THE EXERCISE
Your task is to repeat the entries exactly. Leave the pictures out.

Stored data
## begin

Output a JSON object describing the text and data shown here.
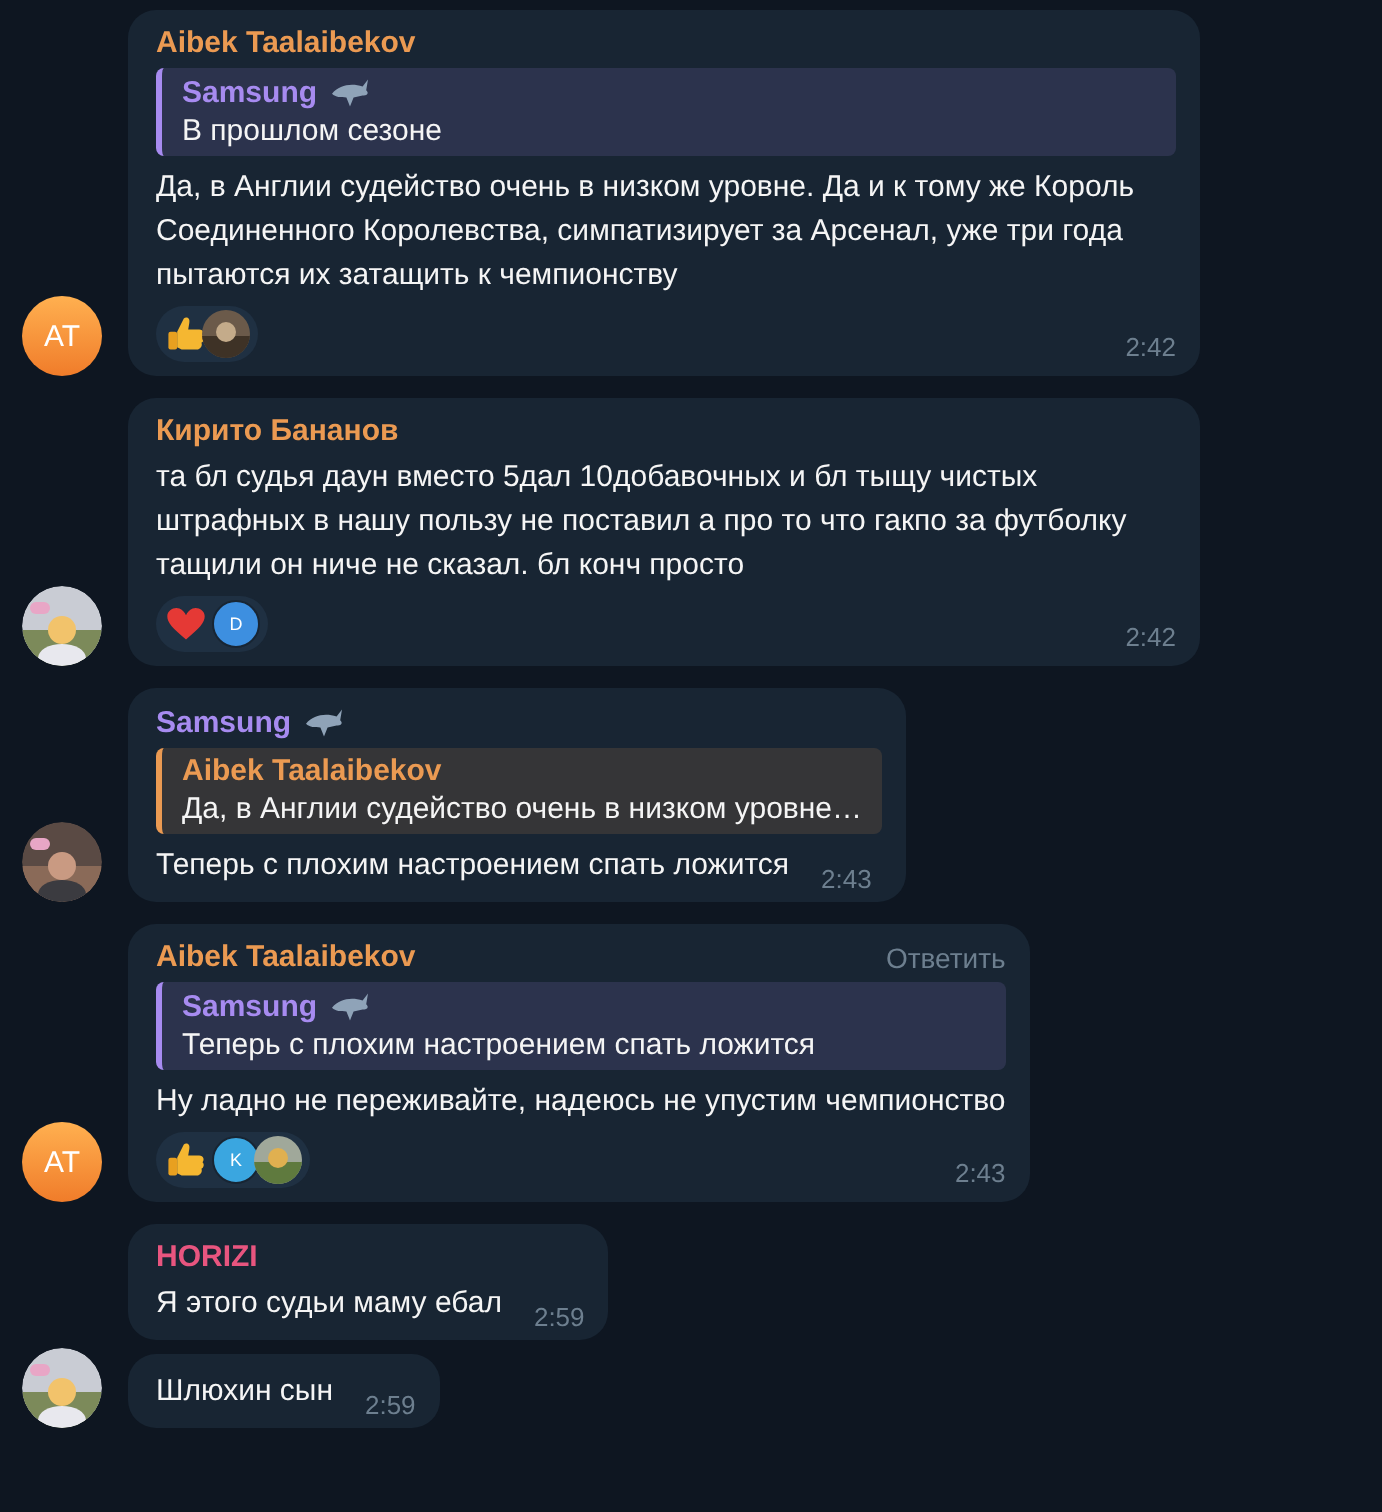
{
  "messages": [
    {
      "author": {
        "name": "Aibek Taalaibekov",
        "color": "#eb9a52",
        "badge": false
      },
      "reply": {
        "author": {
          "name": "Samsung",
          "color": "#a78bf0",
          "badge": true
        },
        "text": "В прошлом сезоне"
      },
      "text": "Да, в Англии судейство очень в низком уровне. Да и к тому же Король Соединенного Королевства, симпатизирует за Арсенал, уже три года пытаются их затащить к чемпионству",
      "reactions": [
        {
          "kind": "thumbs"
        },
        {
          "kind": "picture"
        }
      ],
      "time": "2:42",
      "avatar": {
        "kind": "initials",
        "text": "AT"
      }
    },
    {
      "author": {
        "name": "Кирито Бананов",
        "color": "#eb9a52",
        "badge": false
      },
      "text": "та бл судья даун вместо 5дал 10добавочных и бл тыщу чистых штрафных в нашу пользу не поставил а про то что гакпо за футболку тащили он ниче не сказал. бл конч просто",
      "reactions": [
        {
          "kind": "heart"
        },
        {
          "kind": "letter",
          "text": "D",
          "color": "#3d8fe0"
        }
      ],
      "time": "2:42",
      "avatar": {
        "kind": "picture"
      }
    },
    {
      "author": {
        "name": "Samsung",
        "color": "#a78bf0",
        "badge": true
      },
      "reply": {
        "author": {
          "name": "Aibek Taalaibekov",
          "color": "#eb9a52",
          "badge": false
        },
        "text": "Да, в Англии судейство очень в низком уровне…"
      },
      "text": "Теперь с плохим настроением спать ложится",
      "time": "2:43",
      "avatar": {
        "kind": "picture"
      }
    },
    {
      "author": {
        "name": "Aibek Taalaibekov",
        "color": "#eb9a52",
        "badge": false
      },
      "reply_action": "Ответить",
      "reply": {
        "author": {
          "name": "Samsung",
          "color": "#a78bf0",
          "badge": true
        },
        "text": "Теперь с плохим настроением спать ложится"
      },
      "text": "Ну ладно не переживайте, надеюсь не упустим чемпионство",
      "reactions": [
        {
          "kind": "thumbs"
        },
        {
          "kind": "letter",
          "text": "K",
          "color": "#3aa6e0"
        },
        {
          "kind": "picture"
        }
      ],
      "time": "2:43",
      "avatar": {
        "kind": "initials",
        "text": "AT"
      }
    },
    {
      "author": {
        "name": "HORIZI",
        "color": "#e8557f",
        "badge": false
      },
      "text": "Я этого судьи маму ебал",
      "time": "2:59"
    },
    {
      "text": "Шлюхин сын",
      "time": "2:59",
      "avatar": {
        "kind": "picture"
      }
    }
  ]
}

## end

SOLVED PROBLEM
Output a JSON object describing the text and data shown here.
{
  "messages": [
    {
      "author": {
        "name": "Aibek Taalaibekov",
        "color": "#eb9a52",
        "badge": false
      },
      "reply": {
        "author": {
          "name": "Samsung",
          "color": "#a78bf0",
          "badge": true
        },
        "text": "В прошлом сезоне"
      },
      "text": "Да, в Англии судейство очень в низком уровне. Да и к тому же Король Соединенного Королевства, симпатизирует за Арсенал, уже три года пытаются их затащить к чемпионству",
      "reactions": [
        {
          "kind": "thumbs"
        },
        {
          "kind": "picture"
        }
      ],
      "time": "2:42",
      "avatar": {
        "kind": "initials",
        "text": "AT"
      }
    },
    {
      "author": {
        "name": "Кирито Бананов",
        "color": "#eb9a52",
        "badge": false
      },
      "text": "та бл судья даун вместо 5дал 10добавочных и бл тыщу чистых штрафных в нашу пользу не поставил а про то что гакпо за футболку тащили он ниче не сказал. бл конч просто",
      "reactions": [
        {
          "kind": "heart"
        },
        {
          "kind": "letter",
          "text": "D",
          "color": "#3d8fe0"
        }
      ],
      "time": "2:42",
      "avatar": {
        "kind": "picture"
      }
    },
    {
      "author": {
        "name": "Samsung",
        "color": "#a78bf0",
        "badge": true
      },
      "reply": {
        "author": {
          "name": "Aibek Taalaibekov",
          "color": "#eb9a52",
          "badge": false
        },
        "text": "Да, в Англии судейство очень в низком уровне…"
      },
      "text": "Теперь с плохим настроением спать ложится",
      "time": "2:43",
      "avatar": {
        "kind": "picture"
      }
    },
    {
      "author": {
        "name": "Aibek Taalaibekov",
        "color": "#eb9a52",
        "badge": false
      },
      "reply_action": "Ответить",
      "reply": {
        "author": {
          "name": "Samsung",
          "color": "#a78bf0",
          "badge": true
        },
        "text": "Теперь с плохим настроением спать ложится"
      },
      "text": "Ну ладно не переживайте, надеюсь не упустим чемпионство",
      "reactions": [
        {
          "kind": "thumbs"
        },
        {
          "kind": "letter",
          "text": "K",
          "color": "#3aa6e0"
        },
        {
          "kind": "picture"
        }
      ],
      "time": "2:43",
      "avatar": {
        "kind": "initials",
        "text": "AT"
      }
    },
    {
      "author": {
        "name": "HORIZI",
        "color": "#e8557f",
        "badge": false
      },
      "text": "Я этого судьи маму ебал",
      "time": "2:59"
    },
    {
      "text": "Шлюхин сын",
      "time": "2:59",
      "avatar": {
        "kind": "picture"
      }
    }
  ]
}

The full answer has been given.